■ TO DO ■
Pull every line of the entries that has the word "Saturation".

---------- DATA RECORDS

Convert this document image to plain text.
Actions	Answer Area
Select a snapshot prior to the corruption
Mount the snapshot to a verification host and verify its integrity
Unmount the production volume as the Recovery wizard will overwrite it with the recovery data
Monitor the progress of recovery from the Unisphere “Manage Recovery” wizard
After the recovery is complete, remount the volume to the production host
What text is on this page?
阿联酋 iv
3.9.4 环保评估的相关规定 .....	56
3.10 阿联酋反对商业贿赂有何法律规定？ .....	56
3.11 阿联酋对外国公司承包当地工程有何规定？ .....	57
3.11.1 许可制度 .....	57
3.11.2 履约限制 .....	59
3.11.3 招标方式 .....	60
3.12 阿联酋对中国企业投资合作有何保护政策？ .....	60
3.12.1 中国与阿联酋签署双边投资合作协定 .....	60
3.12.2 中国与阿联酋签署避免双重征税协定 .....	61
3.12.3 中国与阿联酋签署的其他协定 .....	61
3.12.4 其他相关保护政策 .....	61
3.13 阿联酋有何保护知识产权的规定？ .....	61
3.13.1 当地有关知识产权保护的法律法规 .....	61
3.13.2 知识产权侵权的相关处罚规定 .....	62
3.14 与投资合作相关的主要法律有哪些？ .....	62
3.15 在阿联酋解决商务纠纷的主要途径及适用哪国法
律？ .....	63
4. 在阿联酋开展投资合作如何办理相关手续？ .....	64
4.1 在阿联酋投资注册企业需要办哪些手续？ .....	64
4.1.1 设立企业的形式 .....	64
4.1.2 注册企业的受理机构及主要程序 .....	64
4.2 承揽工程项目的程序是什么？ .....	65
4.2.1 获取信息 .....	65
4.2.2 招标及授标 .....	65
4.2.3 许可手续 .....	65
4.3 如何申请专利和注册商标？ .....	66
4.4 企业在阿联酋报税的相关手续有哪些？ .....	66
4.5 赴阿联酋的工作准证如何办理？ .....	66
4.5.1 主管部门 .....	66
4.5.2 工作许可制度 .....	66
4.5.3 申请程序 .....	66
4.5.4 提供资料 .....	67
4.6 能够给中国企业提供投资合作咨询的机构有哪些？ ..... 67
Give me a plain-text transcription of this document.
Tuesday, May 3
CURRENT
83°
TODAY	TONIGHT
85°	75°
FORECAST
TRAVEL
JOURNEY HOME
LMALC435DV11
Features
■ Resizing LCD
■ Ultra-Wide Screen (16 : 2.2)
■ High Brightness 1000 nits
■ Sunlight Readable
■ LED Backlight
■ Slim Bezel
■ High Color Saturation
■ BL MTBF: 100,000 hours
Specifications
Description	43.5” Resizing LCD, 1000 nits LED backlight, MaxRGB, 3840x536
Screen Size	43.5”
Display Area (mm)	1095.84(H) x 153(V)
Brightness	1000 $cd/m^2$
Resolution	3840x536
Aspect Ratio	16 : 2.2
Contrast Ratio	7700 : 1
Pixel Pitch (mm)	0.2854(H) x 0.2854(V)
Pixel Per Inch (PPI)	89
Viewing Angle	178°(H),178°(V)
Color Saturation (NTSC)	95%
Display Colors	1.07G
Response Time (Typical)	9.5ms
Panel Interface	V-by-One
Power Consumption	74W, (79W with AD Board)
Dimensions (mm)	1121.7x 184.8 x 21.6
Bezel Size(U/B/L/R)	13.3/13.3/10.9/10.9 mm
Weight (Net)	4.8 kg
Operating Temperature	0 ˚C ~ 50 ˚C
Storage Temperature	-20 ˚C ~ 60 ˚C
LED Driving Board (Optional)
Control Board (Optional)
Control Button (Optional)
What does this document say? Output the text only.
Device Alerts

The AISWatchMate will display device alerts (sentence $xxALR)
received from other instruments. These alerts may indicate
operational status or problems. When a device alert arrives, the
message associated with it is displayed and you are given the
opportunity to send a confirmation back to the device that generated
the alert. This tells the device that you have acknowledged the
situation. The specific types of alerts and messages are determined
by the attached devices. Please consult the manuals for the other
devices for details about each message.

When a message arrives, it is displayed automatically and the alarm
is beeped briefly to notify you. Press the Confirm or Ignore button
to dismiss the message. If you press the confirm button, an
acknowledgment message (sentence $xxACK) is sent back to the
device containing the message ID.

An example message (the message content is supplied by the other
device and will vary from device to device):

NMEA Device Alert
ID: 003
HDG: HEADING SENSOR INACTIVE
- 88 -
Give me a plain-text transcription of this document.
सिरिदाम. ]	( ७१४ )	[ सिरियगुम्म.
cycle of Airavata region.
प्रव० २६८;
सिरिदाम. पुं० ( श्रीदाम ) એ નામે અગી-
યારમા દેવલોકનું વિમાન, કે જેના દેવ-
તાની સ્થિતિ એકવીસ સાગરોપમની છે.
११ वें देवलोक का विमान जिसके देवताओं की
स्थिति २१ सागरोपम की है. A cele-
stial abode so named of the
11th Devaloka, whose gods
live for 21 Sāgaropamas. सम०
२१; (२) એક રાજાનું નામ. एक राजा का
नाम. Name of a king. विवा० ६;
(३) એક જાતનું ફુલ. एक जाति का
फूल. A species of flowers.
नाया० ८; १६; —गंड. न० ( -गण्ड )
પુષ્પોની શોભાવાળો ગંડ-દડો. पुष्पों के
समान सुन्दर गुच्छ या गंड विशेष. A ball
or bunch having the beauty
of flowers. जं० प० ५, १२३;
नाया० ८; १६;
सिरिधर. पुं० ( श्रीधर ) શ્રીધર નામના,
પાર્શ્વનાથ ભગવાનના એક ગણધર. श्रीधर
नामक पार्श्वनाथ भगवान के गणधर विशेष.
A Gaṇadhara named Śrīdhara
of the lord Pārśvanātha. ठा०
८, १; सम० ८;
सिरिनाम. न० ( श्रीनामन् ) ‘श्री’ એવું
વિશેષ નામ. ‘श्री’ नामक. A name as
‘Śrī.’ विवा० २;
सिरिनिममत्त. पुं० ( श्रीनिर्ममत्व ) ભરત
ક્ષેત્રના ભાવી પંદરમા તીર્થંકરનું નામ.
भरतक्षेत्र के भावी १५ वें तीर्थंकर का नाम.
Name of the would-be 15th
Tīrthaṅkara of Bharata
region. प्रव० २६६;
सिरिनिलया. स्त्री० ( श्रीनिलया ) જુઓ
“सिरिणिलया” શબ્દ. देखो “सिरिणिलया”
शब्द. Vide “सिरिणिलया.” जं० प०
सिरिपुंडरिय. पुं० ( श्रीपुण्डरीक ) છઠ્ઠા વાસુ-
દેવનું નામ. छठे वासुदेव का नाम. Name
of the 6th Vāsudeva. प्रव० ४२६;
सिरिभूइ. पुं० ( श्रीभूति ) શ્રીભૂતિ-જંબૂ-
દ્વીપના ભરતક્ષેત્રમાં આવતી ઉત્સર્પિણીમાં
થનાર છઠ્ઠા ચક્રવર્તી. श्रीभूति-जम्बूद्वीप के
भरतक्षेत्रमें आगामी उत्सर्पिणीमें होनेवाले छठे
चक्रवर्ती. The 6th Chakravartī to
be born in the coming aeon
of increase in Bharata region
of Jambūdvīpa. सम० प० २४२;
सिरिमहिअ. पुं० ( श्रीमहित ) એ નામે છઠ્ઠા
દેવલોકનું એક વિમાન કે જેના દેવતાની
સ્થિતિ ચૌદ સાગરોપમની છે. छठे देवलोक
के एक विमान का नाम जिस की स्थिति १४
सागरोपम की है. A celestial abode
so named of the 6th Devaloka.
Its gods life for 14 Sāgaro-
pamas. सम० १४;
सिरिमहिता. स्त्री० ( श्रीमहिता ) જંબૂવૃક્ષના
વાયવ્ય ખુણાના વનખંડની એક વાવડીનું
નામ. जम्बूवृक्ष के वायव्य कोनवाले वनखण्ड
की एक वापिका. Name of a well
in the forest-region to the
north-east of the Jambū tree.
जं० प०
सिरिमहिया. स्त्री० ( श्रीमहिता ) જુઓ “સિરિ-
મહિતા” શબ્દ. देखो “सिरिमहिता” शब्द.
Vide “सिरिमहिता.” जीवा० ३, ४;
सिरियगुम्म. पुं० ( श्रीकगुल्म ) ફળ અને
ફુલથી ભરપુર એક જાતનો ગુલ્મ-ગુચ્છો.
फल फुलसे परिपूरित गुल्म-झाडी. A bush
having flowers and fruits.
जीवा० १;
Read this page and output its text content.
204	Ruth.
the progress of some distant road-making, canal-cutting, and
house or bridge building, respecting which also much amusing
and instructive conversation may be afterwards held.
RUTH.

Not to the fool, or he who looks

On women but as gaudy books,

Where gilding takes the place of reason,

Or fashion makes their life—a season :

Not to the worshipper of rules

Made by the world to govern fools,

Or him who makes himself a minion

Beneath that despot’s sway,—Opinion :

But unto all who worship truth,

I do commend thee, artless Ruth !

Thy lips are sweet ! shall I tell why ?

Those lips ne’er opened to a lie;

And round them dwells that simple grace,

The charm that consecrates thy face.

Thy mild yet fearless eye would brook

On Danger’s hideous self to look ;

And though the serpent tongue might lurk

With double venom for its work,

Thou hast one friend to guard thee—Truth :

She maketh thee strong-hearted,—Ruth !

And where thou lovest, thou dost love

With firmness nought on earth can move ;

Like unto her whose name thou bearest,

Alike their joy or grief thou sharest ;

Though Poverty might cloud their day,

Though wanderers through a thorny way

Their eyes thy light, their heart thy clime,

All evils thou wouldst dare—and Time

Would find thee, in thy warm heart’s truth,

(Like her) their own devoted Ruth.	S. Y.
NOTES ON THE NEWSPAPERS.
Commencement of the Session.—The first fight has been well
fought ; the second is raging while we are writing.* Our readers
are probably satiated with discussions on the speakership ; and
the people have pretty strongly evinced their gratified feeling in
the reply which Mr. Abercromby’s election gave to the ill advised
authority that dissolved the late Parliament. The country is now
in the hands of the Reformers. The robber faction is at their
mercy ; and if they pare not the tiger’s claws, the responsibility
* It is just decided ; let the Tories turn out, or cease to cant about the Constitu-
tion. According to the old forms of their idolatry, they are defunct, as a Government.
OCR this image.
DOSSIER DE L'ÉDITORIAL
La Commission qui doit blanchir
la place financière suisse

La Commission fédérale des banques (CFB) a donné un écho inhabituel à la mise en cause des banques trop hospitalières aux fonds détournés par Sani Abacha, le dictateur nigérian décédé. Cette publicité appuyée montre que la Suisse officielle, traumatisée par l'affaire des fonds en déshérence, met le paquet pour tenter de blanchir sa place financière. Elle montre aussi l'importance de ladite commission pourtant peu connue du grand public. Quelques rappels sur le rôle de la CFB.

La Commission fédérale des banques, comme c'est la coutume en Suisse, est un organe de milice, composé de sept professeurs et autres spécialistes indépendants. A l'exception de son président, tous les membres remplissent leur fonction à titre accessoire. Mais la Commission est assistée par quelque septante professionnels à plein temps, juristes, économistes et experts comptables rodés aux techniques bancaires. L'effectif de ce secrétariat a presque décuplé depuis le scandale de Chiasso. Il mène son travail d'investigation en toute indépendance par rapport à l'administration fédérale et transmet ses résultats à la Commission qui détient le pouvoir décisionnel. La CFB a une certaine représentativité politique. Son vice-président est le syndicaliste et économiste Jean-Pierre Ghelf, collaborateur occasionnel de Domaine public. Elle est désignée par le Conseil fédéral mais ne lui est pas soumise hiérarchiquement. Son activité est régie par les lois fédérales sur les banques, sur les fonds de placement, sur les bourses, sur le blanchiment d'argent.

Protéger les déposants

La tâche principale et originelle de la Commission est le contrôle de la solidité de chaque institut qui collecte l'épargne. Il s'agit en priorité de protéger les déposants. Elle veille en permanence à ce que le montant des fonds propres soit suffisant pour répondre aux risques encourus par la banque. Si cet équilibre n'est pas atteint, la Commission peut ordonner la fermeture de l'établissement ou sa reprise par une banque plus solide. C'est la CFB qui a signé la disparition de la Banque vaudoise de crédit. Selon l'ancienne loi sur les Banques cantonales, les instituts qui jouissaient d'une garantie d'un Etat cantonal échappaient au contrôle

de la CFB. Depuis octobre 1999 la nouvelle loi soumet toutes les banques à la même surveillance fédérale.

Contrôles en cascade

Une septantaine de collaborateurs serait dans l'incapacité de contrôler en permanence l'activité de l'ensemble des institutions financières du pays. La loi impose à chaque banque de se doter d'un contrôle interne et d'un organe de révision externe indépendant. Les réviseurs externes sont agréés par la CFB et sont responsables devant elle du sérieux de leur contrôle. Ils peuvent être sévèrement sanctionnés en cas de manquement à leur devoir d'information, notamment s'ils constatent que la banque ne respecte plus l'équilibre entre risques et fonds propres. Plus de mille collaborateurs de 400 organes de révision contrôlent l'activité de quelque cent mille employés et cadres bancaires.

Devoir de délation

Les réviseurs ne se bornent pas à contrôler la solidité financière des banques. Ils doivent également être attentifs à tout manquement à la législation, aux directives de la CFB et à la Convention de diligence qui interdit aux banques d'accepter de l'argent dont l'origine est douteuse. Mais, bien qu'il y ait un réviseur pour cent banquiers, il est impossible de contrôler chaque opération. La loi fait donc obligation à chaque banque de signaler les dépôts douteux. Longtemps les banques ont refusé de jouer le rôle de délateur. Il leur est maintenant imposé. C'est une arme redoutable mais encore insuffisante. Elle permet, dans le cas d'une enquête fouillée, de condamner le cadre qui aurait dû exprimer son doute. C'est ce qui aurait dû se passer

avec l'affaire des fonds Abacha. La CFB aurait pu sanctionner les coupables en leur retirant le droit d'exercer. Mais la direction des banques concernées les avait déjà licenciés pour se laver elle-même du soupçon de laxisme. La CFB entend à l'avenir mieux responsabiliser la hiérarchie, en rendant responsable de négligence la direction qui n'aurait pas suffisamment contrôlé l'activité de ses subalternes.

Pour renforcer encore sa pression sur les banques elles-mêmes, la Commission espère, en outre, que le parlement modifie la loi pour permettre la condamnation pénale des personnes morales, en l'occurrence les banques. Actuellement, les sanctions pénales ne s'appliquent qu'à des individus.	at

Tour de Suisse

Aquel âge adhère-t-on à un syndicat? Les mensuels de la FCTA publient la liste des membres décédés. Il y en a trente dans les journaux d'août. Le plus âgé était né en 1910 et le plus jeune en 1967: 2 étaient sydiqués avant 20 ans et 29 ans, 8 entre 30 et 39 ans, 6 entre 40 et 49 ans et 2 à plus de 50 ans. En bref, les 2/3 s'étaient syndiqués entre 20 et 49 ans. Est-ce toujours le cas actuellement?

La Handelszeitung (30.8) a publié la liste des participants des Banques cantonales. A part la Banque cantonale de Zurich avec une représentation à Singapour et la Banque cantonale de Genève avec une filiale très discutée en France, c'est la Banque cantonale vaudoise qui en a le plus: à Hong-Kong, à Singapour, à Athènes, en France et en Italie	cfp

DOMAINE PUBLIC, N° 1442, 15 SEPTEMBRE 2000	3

--------------------

■ FINISHED ANSWER ■
■ High Color Saturation
Color Saturation (NTSC)	95%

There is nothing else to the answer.